Records for the task:
***

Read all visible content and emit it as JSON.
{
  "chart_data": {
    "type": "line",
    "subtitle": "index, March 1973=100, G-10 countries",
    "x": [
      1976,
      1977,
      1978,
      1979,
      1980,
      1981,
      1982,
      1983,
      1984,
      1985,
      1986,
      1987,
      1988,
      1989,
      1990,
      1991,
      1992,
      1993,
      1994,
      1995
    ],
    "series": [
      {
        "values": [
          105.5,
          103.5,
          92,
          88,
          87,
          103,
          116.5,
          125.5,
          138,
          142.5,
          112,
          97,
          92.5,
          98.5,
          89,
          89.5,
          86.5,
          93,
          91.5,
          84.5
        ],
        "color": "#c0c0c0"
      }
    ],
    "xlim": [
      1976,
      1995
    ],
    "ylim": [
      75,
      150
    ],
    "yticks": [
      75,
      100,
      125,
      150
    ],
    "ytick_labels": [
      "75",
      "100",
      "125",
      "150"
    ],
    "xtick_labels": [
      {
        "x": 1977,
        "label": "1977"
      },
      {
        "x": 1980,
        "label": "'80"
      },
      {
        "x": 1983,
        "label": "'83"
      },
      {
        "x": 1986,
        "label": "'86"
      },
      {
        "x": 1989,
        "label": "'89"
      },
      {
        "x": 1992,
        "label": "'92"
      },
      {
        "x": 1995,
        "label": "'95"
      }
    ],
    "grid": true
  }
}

***

Problem details: Quote the data in full, keeping each word unchanged.

The answer:
Read all visible content and emit it as JSON.
{
  "chart_data": {
    "type": "line",
    "subtitle": "index, March 1973=100, G-10 countries",
    "x": [
      1976,
      1977,
      1978,
      1979,
      1980,
      1981,
      1982,
      1983,
      1984,
      1985,
      1986,
      1987,
      1988,
      1989,
      1990,
      1991,
      1992,
      1993,
      1994,
      1995
    ],
    "series": [
      {
        "values": [
          105.5,
          103.5,
          92,
          88,
          87,
          103,
          116.5,
          125.5,
          138,
          142.5,
          112,
          97,
          92.5,
          98.5,
          89,
          89.5,
          86.5,
          93,
          91.5,
          84.5
        ],
        "color": "#c0c0c0"
      }
    ],
    "xlim": [
      1976,
      1995
    ],
    "ylim": [
      75,
      150
    ],
    "yticks": [
      75,
      100,
      125,
      150
    ],
    "ytick_labels": [
      "75",
      "100",
      "125",
      "150"
    ],
    "xtick_labels": [
      {
        "x": 1977,
        "label": "1977"
      },
      {
        "x": 1980,
        "label": "'80"
      },
      {
        "x": 1983,
        "label": "'83"
      },
      {
        "x": 1986,
        "label": "'86"
      },
      {
        "x": 1989,
        "label": "'89"
      },
      {
        "x": 1992,
        "label": "'92"
      },
      {
        "x": 1995,
        "label": "'95"
      }
    ],
    "grid": true
  }
}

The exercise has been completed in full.